# [Directive]
Write the next part of the account of starting a large tracing-paper piece, picking up right after its final sentence.

# [Extract]

He also suggested that I try working BIG. I have made some pieces that are larger than others, but I have not really been as happy with them as the smaller images, and I hadn’t thought of using tracing paper really large-scale, because I’d been obsessing about using it wet, and is very difficult to manage wet when it’s large. But of course, I have loved working with the soft pastel images…

So I have begun a new piece. I bought a 1016mm wide 20m roll of 112g tracing paper, and a 120cmsq 9mm marine ply board, then set myself up with two tables and some G clamps, together with some protective decorators kit. I hope to keep it on a roll of paper somehow, as if it is its own screen, so it needs very clean edges:

I decide to re-work one piece that came out well in soft pastel on a small scale. It has a strong composition, in that it has a bold sweeping line through it that seems very powerful, and lovely rich colours, if I get them right.

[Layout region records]
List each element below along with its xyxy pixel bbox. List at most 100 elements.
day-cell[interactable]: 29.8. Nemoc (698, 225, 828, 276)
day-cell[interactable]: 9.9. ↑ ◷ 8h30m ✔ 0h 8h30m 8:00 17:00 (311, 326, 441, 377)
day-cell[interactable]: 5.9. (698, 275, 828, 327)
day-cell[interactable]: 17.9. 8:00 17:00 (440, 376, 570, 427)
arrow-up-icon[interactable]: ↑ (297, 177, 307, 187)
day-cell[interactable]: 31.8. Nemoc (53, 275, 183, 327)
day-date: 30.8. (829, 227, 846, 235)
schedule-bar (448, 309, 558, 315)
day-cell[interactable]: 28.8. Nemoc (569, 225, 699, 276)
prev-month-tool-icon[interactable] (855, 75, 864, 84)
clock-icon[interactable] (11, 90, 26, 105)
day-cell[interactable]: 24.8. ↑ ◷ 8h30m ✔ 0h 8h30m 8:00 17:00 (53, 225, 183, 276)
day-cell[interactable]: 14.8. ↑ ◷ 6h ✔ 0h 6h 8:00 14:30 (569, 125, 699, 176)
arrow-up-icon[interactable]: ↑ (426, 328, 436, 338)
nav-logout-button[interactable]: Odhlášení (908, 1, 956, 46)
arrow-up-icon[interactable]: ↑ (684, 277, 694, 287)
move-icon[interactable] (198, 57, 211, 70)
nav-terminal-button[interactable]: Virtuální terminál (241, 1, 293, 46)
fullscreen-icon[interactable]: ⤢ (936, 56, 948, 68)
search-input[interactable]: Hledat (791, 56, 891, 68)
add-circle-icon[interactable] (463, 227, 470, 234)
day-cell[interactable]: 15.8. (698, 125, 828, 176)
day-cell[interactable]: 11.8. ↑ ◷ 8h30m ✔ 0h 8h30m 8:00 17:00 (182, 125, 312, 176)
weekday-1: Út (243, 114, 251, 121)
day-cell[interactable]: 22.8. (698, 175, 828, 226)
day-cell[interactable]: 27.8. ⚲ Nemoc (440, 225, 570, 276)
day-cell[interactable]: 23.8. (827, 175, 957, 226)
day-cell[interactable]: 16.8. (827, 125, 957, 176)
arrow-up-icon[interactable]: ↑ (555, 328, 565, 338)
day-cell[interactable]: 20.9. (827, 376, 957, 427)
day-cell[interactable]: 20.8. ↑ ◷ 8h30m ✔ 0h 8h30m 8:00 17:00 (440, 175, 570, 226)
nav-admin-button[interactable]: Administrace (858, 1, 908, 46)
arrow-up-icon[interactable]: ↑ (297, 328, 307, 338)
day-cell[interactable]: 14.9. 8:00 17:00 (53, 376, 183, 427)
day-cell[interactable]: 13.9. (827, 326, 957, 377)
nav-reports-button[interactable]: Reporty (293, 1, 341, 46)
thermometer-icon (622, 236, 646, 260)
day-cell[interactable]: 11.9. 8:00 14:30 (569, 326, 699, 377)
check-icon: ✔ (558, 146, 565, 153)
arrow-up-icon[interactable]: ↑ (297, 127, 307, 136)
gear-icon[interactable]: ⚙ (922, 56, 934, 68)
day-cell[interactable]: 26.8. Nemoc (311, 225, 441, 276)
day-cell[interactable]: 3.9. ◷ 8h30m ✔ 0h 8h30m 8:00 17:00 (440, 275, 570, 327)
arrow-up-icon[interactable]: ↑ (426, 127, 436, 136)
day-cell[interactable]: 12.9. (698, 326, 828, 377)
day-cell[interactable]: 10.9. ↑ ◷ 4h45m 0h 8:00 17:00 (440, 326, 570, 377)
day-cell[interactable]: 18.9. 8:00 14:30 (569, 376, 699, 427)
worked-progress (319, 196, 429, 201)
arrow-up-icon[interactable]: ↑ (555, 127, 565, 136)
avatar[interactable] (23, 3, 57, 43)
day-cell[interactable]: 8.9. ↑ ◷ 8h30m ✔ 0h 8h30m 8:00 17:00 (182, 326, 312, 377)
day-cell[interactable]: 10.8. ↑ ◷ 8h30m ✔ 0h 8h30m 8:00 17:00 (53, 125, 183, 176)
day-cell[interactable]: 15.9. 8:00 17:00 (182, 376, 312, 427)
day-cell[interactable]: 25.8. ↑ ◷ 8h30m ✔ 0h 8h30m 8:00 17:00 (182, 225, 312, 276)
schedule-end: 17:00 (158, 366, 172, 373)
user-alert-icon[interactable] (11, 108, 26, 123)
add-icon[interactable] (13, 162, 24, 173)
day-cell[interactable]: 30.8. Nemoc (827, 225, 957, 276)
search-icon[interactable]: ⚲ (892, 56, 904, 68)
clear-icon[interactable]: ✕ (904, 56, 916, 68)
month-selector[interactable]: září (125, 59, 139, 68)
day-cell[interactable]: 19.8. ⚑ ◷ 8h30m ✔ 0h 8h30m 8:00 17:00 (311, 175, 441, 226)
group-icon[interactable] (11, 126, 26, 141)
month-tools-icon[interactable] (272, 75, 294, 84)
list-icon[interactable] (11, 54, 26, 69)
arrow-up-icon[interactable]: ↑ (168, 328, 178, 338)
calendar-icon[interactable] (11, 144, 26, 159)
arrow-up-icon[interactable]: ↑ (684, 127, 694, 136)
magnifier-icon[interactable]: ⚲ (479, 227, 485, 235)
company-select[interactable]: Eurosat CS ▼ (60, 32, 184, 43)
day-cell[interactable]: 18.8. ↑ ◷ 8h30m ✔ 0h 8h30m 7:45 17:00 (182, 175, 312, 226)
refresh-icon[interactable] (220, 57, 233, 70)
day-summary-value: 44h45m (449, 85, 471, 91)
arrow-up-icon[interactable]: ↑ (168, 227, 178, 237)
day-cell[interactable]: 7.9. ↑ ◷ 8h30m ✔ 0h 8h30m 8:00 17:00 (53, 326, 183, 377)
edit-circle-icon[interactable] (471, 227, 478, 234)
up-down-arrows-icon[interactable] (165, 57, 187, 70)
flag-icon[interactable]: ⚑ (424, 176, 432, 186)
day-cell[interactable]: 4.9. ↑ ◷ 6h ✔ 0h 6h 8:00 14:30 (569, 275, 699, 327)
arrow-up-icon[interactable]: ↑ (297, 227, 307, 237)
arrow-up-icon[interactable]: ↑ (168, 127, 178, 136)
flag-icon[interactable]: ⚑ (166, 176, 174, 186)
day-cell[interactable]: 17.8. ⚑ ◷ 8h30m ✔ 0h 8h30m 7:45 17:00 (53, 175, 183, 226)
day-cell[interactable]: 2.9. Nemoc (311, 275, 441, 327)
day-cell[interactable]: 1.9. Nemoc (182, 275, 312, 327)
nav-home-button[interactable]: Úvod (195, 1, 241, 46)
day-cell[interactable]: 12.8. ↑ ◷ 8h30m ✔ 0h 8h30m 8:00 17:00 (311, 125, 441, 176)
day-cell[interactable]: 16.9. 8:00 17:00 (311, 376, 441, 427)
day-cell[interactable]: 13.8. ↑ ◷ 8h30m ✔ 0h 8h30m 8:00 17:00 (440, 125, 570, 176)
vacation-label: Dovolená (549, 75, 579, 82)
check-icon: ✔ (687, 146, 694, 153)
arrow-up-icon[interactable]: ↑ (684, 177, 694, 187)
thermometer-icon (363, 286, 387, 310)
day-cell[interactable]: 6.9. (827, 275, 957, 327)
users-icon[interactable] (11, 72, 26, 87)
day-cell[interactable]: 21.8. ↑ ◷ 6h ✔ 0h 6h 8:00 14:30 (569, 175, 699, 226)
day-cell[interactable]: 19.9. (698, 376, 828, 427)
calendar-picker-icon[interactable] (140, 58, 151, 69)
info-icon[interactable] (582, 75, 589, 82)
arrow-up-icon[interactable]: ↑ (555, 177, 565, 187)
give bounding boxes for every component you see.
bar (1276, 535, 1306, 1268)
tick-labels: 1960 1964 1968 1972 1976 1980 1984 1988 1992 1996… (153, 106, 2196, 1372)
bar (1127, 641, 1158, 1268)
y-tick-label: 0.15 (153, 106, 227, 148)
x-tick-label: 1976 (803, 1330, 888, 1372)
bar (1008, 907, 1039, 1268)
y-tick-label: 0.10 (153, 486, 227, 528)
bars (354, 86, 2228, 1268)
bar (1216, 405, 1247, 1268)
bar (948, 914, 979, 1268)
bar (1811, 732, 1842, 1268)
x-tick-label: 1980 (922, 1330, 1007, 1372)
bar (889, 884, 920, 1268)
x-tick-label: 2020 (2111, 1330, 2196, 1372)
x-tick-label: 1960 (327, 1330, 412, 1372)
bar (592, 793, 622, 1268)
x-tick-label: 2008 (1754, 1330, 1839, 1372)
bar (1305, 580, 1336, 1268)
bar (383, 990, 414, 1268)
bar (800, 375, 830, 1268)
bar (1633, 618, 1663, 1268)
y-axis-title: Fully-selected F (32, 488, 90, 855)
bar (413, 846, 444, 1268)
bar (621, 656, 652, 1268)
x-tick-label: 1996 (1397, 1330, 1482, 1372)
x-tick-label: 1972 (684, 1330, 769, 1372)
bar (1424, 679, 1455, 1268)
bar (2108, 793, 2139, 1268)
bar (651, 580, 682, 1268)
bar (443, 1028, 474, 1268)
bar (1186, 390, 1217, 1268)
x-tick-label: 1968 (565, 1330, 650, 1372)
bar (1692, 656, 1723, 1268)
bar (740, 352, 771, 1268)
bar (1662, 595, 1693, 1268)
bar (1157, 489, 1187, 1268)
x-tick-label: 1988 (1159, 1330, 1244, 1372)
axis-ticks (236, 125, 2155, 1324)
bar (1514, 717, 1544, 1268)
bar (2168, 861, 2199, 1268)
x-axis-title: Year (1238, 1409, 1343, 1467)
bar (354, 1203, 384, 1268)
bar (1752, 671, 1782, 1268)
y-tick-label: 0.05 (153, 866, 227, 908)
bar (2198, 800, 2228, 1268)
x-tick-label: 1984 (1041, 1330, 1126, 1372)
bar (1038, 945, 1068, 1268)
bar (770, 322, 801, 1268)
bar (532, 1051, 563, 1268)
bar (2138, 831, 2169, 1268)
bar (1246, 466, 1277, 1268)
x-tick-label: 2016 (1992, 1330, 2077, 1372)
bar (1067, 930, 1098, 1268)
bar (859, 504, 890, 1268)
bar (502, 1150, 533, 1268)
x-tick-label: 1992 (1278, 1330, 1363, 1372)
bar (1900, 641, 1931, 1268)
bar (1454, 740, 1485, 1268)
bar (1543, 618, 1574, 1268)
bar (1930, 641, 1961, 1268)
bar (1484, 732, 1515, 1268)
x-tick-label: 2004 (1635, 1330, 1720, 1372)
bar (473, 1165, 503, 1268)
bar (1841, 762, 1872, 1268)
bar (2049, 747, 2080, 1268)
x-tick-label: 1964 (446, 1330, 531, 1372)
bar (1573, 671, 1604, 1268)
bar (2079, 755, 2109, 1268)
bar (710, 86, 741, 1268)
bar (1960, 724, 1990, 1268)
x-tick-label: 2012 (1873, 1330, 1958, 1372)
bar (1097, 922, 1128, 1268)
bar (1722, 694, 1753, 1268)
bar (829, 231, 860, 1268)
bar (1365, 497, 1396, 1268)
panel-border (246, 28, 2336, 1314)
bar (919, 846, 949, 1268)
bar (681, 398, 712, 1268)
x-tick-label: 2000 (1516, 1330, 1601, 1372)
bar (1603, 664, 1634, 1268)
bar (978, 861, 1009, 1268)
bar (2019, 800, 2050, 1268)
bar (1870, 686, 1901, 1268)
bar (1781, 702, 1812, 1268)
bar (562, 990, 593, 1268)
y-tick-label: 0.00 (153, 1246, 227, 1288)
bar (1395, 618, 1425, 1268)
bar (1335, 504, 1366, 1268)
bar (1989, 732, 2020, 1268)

# [Task response]
Several days in, it is starting to come together. I’m spraying it with fixer regularly, in the hope of building up really deep areas of pigment. I’ve also begun experimenting by blending with paper stumps, in case grease from my hands is binding pigment and making each surface smoother, which will make it harder for future layers to fix.

Although I’m really enjoying the challenge of making this new piece, it has occurred to me that working smaller might be interesting too, and of course present other options for displaying my collection of pieces. I could just try to paint or draw the images much smaller, but I recently went into a shop and noticed it was selling individual till rolls, and decided to try printing onto them and make my own ‘film roll’ models. This took some fiddling about on my macbook which eventually crashed in misery, but I did manage to reverse print a selection of my recent pieces just before my technology gave up, and here’s my first attempt:

Tiny print issues:

* I’ve since researched what “thermal” means, and now realise this paper will change colour if heat or pressure are applied to it, which makes this trial unnecessarily difficult to manage, so I’ve sourced a non-thermal roll for future attempts. It looks like more fragile paper too, which will be more attractive.

* I have to act quick to make each print because it has to line up and the paper I’m printing onto wants to curl up. So I can only do this one image at a time. Hence it is even harder to line up images, and keep them still while I press them out.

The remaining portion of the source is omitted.